Your answer should be a single number: the count of lines that hold the word "muestra".

(Records from a data collection)
=-=-=-=-=
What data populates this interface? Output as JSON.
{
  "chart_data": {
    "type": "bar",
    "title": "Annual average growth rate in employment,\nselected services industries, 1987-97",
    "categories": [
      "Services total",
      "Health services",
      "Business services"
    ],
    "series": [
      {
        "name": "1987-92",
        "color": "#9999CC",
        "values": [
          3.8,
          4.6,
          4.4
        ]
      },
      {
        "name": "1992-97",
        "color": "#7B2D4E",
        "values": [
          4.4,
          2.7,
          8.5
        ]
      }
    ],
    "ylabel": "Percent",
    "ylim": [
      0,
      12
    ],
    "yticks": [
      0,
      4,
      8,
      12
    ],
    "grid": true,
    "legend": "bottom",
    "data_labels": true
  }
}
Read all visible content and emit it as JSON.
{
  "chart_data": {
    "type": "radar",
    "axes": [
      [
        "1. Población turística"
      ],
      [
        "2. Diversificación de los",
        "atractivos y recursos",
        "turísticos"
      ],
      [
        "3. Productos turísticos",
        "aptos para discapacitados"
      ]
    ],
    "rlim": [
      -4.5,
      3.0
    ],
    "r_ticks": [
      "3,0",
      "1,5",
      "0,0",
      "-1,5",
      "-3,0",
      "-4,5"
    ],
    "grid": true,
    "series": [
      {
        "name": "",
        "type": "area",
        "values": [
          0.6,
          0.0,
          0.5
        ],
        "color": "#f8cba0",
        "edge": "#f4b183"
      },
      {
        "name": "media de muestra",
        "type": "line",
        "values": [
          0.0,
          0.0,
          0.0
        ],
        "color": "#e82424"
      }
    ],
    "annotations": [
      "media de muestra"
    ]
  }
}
=-=-=-=-=
• [Task response]: 2